## [Instructions for the task]
Copy all entries without alteration and skip the pictures they hold.

## [Recorded information]
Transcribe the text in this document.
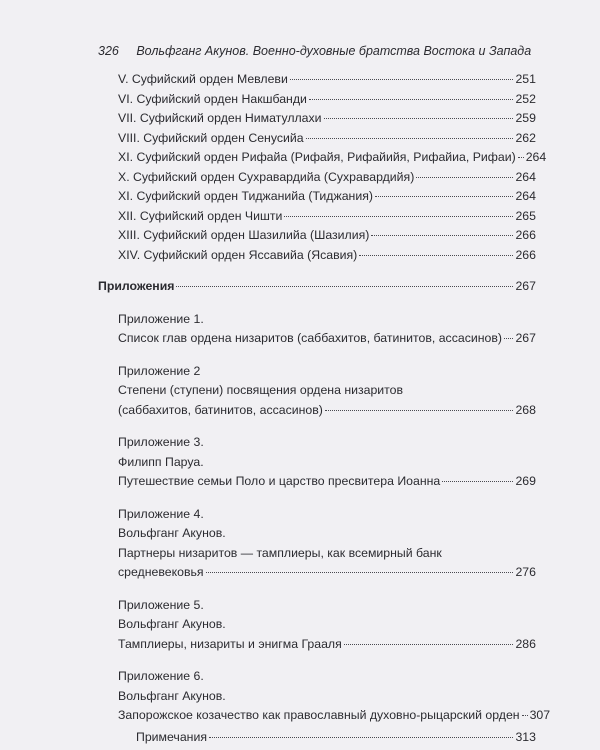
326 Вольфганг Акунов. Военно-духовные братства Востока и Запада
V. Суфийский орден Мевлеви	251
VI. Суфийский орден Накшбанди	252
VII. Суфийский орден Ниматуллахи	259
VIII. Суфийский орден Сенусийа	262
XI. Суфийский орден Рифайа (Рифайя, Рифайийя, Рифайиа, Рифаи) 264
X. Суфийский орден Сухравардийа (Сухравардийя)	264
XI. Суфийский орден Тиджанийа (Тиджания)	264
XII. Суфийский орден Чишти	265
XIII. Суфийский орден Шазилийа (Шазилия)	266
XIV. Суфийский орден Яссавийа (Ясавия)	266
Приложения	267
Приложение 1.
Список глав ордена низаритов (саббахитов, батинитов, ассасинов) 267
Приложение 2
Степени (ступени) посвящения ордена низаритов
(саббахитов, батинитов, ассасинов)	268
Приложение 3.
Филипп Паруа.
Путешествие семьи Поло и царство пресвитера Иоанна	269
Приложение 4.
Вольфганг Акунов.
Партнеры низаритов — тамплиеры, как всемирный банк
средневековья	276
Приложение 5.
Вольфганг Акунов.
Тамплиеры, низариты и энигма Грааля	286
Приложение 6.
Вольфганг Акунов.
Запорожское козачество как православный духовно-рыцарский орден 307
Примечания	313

## [Exercise output]
Transcribe the text in this document.
326 Вольфганг Акунов. Военно-духовные братства Востока и Запада
V. Суфийский орден Мевлеви	251
VI. Суфийский орден Накшбанди	252
VII. Суфийский орден Ниматуллахи	259
VIII. Суфийский орден Сенусийа	262
XI. Суфийский орден Рифайа (Рифайя, Рифайийя, Рифайиа, Рифаи) 264
X. Суфийский орден Сухравардийа (Сухравардийя)	264
XI. Суфийский орден Тиджанийа (Тиджания)	264
XII. Суфийский орден Чишти	265
XIII. Суфийский орден Шазилийа (Шазилия)	266
XIV. Суфийский орден Яссавийа (Ясавия)	266
Приложения	267
Приложение 1.
Список глав ордена низаритов (саббахитов, батинитов, ассасинов) 267
Приложение 2
Степени (ступени) посвящения ордена низаритов
(саббахитов, батинитов, ассасинов)	268
Приложение 3.
Филипп Паруа.
Путешествие семьи Поло и царство пресвитера Иоанна	269
Приложение 4.
Вольфганг Акунов.
Партнеры низаритов — тамплиеры, как всемирный банк
средневековья	276
Приложение 5.
Вольфганг Акунов.
Тамплиеры, низариты и энигма Грааля	286
Приложение 6.
Вольфганг Акунов.
Запорожское козачество как православный духовно-рыцарский орден 307
Примечания	313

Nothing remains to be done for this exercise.